*Input material:*
|---|

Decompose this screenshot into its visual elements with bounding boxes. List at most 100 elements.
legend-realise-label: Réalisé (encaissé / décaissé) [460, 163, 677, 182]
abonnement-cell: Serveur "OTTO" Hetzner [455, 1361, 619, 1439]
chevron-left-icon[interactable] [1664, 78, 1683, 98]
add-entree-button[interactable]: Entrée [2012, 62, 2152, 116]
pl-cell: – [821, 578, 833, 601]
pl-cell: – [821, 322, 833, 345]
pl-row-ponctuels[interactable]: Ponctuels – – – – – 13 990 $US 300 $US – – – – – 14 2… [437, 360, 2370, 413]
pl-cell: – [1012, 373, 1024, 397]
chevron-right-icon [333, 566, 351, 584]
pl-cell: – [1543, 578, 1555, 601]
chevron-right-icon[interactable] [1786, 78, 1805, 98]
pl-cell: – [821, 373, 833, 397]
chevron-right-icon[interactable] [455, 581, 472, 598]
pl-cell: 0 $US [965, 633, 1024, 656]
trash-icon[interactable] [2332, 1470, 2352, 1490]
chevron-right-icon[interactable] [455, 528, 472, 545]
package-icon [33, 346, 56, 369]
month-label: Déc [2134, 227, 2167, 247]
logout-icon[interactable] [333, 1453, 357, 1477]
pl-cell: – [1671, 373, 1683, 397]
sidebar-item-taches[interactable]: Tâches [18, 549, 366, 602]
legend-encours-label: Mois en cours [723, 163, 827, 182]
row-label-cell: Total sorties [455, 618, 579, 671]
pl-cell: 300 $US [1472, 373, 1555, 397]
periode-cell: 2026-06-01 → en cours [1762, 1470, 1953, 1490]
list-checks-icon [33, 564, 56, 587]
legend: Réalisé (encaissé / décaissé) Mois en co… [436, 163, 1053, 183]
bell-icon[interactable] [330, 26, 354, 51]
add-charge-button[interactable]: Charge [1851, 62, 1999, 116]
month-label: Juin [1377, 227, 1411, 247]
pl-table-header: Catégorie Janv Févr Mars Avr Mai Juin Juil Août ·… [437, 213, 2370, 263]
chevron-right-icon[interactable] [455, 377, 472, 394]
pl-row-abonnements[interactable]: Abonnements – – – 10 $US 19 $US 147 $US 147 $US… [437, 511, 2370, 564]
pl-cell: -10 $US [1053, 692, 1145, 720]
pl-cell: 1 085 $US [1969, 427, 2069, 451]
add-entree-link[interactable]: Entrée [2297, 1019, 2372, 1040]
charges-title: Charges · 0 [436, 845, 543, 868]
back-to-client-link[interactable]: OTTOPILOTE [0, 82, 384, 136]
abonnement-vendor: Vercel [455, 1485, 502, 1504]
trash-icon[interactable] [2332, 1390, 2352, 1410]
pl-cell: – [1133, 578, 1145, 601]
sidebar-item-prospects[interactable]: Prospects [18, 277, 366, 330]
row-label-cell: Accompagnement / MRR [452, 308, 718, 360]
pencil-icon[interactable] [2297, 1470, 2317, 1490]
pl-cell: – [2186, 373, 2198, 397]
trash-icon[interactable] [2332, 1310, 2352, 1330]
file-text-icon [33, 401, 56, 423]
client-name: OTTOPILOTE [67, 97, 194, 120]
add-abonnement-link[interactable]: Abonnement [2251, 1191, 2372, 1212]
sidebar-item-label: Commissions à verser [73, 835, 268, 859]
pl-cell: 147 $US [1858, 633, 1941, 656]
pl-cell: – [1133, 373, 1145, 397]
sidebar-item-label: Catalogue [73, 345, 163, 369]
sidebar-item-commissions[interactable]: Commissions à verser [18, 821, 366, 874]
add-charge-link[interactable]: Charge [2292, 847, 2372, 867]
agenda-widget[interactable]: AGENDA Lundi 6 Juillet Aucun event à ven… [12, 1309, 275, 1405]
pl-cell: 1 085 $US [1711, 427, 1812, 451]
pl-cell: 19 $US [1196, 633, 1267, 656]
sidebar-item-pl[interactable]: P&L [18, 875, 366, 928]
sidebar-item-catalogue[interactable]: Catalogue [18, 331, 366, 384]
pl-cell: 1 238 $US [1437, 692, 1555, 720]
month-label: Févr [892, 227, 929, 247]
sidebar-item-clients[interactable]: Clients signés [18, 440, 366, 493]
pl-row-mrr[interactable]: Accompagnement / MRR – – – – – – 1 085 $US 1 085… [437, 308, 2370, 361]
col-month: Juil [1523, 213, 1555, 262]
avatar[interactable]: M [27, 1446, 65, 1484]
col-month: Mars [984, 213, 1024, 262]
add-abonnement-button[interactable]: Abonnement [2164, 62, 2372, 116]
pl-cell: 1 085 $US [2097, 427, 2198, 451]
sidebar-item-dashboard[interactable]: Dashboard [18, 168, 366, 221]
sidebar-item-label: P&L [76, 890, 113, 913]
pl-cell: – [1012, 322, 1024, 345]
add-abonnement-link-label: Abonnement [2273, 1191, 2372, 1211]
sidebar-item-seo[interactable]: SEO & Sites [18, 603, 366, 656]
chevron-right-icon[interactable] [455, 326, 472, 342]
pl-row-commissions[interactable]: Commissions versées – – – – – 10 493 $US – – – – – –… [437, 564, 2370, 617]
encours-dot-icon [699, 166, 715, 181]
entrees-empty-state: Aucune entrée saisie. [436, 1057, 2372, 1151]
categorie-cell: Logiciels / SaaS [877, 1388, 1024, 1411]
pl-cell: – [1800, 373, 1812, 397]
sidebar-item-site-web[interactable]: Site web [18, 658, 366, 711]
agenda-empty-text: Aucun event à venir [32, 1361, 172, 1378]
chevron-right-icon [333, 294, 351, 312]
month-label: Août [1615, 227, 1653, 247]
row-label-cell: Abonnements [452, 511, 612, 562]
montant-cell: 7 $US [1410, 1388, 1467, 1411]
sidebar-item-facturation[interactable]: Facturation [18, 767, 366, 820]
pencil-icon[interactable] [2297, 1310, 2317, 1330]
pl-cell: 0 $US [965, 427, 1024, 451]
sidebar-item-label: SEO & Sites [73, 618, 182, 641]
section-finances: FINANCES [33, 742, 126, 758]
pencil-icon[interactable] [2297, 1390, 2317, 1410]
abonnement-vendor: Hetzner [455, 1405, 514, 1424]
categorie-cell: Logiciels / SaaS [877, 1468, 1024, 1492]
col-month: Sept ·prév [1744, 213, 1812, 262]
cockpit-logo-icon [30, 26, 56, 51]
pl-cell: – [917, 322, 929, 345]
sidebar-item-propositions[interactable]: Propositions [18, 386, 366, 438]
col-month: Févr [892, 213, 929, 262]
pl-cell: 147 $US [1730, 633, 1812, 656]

|---|

*Task:*
From the records above, copy each line that contains the string "categorie". Only case-sensitive matches count.

*Expected output:*
categorie-cell: Logiciels / SaaS [877, 1388, 1024, 1411]
categorie-cell: Logiciels / SaaS [877, 1468, 1024, 1492]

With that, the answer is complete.